[begin RECORDS FOR THE TASK]

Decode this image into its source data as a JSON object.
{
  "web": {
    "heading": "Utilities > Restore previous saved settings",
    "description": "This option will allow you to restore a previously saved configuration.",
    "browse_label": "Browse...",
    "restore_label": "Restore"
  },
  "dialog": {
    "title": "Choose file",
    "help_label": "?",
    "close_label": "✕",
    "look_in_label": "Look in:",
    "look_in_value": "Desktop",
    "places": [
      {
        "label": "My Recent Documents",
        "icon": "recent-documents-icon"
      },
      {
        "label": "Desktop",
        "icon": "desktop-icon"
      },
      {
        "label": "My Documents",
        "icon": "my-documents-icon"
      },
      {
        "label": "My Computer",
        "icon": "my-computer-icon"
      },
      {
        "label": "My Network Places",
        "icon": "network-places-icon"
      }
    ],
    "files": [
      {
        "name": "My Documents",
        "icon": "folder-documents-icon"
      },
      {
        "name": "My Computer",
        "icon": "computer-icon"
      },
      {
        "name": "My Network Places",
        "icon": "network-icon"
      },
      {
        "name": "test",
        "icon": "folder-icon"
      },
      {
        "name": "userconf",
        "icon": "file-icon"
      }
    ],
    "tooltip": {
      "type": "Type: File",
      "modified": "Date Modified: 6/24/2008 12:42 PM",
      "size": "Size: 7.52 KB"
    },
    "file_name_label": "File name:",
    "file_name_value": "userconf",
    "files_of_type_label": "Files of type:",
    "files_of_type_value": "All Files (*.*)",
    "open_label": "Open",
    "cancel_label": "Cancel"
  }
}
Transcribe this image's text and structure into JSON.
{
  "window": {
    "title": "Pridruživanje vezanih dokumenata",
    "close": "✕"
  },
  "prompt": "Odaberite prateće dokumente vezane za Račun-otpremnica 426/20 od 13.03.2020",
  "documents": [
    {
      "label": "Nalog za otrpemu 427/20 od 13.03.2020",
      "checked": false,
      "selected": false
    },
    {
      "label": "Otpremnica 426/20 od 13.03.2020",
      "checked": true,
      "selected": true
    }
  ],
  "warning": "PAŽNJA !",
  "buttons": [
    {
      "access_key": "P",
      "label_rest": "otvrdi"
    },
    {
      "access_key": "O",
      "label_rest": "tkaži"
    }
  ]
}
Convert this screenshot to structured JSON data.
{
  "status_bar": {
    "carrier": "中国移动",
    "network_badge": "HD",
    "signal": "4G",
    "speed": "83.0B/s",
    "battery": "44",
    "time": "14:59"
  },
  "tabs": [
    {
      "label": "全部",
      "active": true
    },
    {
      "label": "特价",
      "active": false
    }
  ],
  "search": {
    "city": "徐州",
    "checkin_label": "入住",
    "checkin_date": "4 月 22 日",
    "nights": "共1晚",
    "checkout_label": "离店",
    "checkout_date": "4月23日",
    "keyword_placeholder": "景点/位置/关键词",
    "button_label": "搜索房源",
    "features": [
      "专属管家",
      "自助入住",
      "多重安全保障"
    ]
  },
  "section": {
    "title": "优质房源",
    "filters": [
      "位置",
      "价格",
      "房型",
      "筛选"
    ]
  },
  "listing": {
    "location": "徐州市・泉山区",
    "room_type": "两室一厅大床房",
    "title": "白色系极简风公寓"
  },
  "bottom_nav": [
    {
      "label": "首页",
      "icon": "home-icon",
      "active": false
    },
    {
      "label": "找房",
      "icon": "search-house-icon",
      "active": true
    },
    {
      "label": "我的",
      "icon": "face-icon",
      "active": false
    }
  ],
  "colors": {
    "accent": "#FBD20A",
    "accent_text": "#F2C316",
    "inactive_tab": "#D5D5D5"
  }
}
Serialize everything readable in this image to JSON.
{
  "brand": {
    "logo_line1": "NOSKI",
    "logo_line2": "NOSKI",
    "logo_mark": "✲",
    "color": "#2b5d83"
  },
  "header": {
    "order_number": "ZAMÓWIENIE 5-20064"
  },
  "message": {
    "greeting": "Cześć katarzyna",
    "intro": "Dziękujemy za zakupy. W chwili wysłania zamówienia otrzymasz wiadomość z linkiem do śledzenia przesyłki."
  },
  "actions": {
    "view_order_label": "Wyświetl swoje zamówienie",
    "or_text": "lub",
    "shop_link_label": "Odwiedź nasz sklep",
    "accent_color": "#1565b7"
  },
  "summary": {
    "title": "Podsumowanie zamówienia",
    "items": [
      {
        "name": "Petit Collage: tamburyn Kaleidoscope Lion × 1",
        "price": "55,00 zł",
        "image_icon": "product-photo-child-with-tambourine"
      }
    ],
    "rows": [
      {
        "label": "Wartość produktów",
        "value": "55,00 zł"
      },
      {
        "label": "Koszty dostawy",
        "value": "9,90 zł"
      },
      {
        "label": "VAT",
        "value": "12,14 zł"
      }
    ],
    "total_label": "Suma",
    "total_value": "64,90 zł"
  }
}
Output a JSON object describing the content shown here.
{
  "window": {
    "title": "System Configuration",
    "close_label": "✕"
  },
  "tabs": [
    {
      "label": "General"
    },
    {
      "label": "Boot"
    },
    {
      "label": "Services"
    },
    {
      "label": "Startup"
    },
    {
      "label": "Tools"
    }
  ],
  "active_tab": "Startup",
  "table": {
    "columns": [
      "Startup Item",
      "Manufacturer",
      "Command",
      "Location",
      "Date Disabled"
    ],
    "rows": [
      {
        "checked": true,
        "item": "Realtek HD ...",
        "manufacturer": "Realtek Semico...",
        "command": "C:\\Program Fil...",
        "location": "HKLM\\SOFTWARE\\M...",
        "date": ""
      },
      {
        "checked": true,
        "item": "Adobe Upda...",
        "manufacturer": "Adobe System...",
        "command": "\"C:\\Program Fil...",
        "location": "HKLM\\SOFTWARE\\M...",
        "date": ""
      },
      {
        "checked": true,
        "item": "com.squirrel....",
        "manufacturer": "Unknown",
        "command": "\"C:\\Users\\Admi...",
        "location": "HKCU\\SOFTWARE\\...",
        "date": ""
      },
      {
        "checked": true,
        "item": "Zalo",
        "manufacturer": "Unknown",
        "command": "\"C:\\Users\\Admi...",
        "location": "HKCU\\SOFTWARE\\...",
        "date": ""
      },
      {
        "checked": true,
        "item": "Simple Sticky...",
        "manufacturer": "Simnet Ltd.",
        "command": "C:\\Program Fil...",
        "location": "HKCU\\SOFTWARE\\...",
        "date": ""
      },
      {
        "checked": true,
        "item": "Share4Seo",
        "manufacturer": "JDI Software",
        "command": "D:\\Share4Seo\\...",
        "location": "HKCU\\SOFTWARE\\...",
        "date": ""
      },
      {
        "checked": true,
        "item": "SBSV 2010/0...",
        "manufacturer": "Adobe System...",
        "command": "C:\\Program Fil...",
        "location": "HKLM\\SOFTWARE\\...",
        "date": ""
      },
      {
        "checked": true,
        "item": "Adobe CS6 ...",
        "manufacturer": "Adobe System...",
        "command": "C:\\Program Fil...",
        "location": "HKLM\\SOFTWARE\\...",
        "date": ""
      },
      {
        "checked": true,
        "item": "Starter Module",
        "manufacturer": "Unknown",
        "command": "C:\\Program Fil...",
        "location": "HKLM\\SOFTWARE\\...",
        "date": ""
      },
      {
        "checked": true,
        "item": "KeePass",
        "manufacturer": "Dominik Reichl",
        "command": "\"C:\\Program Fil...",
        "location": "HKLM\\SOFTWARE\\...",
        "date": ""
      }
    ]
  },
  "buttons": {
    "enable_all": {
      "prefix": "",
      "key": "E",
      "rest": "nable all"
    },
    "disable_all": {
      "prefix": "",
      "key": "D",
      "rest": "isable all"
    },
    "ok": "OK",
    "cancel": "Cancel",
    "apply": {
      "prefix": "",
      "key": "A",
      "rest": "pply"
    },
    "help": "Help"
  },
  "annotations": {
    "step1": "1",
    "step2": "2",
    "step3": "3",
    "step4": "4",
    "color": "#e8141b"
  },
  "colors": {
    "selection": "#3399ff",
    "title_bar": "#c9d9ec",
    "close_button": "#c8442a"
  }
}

[end RECORDS FOR THE TASK]

• [TASK DETAILS] Only the number is wanted: how many lines in the entries above contain the word "Startup"?

• [RESULT] 3